Exercise aim:
Each entry that follows must be output without any deviation.

Entries provided:
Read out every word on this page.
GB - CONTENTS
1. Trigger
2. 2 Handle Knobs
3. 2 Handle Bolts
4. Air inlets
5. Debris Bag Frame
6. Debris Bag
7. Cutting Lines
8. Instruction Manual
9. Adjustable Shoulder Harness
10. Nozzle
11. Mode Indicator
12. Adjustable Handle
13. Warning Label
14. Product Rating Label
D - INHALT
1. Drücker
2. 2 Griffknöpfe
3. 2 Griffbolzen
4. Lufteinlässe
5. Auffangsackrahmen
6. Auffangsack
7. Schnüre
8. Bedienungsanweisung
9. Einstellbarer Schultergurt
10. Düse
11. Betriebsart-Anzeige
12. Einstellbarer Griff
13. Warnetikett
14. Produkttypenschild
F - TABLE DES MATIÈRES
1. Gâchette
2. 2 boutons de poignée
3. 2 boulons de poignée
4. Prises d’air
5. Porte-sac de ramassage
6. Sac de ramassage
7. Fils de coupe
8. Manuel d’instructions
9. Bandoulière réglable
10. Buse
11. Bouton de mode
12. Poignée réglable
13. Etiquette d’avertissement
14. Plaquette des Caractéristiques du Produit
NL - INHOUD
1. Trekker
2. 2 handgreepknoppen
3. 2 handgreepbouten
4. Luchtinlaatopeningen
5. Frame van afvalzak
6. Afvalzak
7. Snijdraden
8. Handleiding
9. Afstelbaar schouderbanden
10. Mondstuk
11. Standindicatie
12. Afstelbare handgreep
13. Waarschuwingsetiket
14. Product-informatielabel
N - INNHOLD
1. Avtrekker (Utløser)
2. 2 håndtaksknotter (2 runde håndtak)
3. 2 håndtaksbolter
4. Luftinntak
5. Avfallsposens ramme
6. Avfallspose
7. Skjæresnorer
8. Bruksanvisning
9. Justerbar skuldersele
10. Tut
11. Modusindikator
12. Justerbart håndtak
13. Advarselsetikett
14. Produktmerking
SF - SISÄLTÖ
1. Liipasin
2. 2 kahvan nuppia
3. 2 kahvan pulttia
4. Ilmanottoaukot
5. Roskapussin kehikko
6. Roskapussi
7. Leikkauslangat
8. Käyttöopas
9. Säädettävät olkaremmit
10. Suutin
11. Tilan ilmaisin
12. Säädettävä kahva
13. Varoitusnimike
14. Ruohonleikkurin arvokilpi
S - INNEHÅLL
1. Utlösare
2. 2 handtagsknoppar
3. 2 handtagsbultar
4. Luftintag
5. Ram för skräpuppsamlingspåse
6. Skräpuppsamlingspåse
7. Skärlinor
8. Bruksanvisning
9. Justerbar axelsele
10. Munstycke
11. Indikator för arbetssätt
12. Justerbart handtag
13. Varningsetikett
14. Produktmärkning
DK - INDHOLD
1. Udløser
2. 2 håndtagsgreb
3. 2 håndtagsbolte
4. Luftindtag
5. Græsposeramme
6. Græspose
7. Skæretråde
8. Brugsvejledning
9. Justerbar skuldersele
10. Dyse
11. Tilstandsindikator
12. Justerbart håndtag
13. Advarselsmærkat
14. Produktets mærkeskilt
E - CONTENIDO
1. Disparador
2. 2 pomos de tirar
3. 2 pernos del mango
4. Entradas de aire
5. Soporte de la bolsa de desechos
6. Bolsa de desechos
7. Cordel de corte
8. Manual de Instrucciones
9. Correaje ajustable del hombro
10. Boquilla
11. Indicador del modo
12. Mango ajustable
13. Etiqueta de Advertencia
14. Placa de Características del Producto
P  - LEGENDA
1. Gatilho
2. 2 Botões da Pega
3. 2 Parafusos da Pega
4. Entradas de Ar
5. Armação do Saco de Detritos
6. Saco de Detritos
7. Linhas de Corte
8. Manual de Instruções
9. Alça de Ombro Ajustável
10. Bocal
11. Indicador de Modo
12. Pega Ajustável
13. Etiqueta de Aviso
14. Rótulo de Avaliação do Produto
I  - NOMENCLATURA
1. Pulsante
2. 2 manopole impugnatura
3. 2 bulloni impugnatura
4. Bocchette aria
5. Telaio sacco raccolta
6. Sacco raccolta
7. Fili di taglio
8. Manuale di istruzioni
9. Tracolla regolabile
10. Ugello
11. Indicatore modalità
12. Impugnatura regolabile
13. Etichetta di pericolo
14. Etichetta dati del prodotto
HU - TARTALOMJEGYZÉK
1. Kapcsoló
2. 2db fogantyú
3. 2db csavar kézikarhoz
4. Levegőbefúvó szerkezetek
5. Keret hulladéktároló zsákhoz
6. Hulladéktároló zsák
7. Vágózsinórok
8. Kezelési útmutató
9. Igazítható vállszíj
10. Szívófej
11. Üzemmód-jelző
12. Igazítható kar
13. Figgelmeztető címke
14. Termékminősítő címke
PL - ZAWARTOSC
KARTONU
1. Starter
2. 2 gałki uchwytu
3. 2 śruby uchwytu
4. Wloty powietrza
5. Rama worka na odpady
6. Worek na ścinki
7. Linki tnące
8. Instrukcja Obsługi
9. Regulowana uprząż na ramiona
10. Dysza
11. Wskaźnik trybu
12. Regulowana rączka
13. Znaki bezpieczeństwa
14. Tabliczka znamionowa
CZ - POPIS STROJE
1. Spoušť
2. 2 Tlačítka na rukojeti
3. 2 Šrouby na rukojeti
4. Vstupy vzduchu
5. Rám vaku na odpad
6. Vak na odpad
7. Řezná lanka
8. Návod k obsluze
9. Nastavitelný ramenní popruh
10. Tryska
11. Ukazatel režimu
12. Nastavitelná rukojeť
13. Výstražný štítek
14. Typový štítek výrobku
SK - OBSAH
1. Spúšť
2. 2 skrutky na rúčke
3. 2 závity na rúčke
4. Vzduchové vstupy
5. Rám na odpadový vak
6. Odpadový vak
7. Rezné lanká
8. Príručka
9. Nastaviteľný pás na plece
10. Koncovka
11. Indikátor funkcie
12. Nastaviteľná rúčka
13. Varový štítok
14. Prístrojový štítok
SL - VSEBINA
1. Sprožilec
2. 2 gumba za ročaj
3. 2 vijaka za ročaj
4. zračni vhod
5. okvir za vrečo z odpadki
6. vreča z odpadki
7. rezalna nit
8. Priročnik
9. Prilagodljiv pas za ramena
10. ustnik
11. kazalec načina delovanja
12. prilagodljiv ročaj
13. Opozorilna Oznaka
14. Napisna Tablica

Exercise result:
Read out every word on this page.
GB - CONTENTS
1. Trigger
2. 2 Handle Knobs
3. 2 Handle Bolts
4. Air inlets
5. Debris Bag Frame
6. Debris Bag
7. Cutting Lines
8. Instruction Manual
9. Adjustable Shoulder Harness
10. Nozzle
11. Mode Indicator
12. Adjustable Handle
13. Warning Label
14. Product Rating Label
D - INHALT
1. Drücker
2. 2 Griffknöpfe
3. 2 Griffbolzen
4. Lufteinlässe
5. Auffangsackrahmen
6. Auffangsack
7. Schnüre
8. Bedienungsanweisung
9. Einstellbarer Schultergurt
10. Düse
11. Betriebsart-Anzeige
12. Einstellbarer Griff
13. Warnetikett
14. Produkttypenschild
F - TABLE DES MATIÈRES
1. Gâchette
2. 2 boutons de poignée
3. 2 boulons de poignée
4. Prises d’air
5. Porte-sac de ramassage
6. Sac de ramassage
7. Fils de coupe
8. Manuel d’instructions
9. Bandoulière réglable
10. Buse
11. Bouton de mode
12. Poignée réglable
13. Etiquette d’avertissement
14. Plaquette des Caractéristiques du Produit
NL - INHOUD
1. Trekker
2. 2 handgreepknoppen
3. 2 handgreepbouten
4. Luchtinlaatopeningen
5. Frame van afvalzak
6. Afvalzak
7. Snijdraden
8. Handleiding
9. Afstelbaar schouderbanden
10. Mondstuk
11. Standindicatie
12. Afstelbare handgreep
13. Waarschuwingsetiket
14. Product-informatielabel
N - INNHOLD
1. Avtrekker (Utløser)
2. 2 håndtaksknotter (2 runde håndtak)
3. 2 håndtaksbolter
4. Luftinntak
5. Avfallsposens ramme
6. Avfallspose
7. Skjæresnorer
8. Bruksanvisning
9. Justerbar skuldersele
10. Tut
11. Modusindikator
12. Justerbart håndtak
13. Advarselsetikett
14. Produktmerking
SF - SISÄLTÖ
1. Liipasin
2. 2 kahvan nuppia
3. 2 kahvan pulttia
4. Ilmanottoaukot
5. Roskapussin kehikko
6. Roskapussi
7. Leikkauslangat
8. Käyttöopas
9. Säädettävät olkaremmit
10. Suutin
11. Tilan ilmaisin
12. Säädettävä kahva
13. Varoitusnimike
14. Ruohonleikkurin arvokilpi
S - INNEHÅLL
1. Utlösare
2. 2 handtagsknoppar
3. 2 handtagsbultar
4. Luftintag
5. Ram för skräpuppsamlingspåse
6. Skräpuppsamlingspåse
7. Skärlinor
8. Bruksanvisning
9. Justerbar axelsele
10. Munstycke
11. Indikator för arbetssätt
12. Justerbart handtag
13. Varningsetikett
14. Produktmärkning
DK - INDHOLD
1. Udløser
2. 2 håndtagsgreb
3. 2 håndtagsbolte
4. Luftindtag
5. Græsposeramme
6. Græspose
7. Skæretråde
8. Brugsvejledning
9. Justerbar skuldersele
10. Dyse
11. Tilstandsindikator
12. Justerbart håndtag
13. Advarselsmærkat
14. Produktets mærkeskilt
E - CONTENIDO
1. Disparador
2. 2 pomos de tirar
3. 2 pernos del mango
4. Entradas de aire
5. Soporte de la bolsa de desechos
6. Bolsa de desechos
7. Cordel de corte
8. Manual de Instrucciones
9. Correaje ajustable del hombro
10. Boquilla
11. Indicador del modo
12. Mango ajustable
13. Etiqueta de Advertencia
14. Placa de Características del Producto
P  - LEGENDA
1. Gatilho
2. 2 Botões da Pega
3. 2 Parafusos da Pega
4. Entradas de Ar
5. Armação do Saco de Detritos
6. Saco de Detritos
7. Linhas de Corte
8. Manual de Instruções
9. Alça de Ombro Ajustável
10. Bocal
11. Indicador de Modo
12. Pega Ajustável
13. Etiqueta de Aviso
14. Rótulo de Avaliação do Produto
I  - NOMENCLATURA
1. Pulsante
2. 2 manopole impugnatura
3. 2 bulloni impugnatura
4. Bocchette aria
5. Telaio sacco raccolta
6. Sacco raccolta
7. Fili di taglio
8. Manuale di istruzioni
9. Tracolla regolabile
10. Ugello
11. Indicatore modalità
12. Impugnatura regolabile
13. Etichetta di pericolo
14. Etichetta dati del prodotto
HU - TARTALOMJEGYZÉK
1. Kapcsoló
2. 2db fogantyú
3. 2db csavar kézikarhoz
4. Levegőbefúvó szerkezetek
5. Keret hulladéktároló zsákhoz
6. Hulladéktároló zsák
7. Vágózsinórok
8. Kezelési útmutató
9. Igazítható vállszíj
10. Szívófej
11. Üzemmód-jelző
12. Igazítható kar
13. Figgelmeztető címke
14. Termékminősítő címke
PL - ZAWARTOSC
KARTONU
1. Starter
2. 2 gałki uchwytu
3. 2 śruby uchwytu
4. Wloty powietrza
5. Rama worka na odpady
6. Worek na ścinki
7. Linki tnące
8. Instrukcja Obsługi
9. Regulowana uprząż na ramiona
10. Dysza
11. Wskaźnik trybu
12. Regulowana rączka
13. Znaki bezpieczeństwa
14. Tabliczka znamionowa
CZ - POPIS STROJE
1. Spoušť
2. 2 Tlačítka na rukojeti
3. 2 Šrouby na rukojeti
4. Vstupy vzduchu
5. Rám vaku na odpad
6. Vak na odpad
7. Řezná lanka
8. Návod k obsluze
9. Nastavitelný ramenní popruh
10. Tryska
11. Ukazatel režimu
12. Nastavitelná rukojeť
13. Výstražný štítek
14. Typový štítek výrobku
SK - OBSAH
1. Spúšť
2. 2 skrutky na rúčke
3. 2 závity na rúčke
4. Vzduchové vstupy
5. Rám na odpadový vak
6. Odpadový vak
7. Rezné lanká
8. Príručka
9. Nastaviteľný pás na plece
10. Koncovka
11. Indikátor funkcie
12. Nastaviteľná rúčka
13. Varový štítok
14. Prístrojový štítok
SL - VSEBINA
1. Sprožilec
2. 2 gumba za ročaj
3. 2 vijaka za ročaj
4. zračni vhod
5. okvir za vrečo z odpadki
6. vreča z odpadki
7. rezalna nit
8. Priročnik
9. Prilagodljiv pas za ramena
10. ustnik
11. kazalec načina delovanja
12. prilagodljiv ročaj
13. Opozorilna Oznaka
14. Napisna Tablica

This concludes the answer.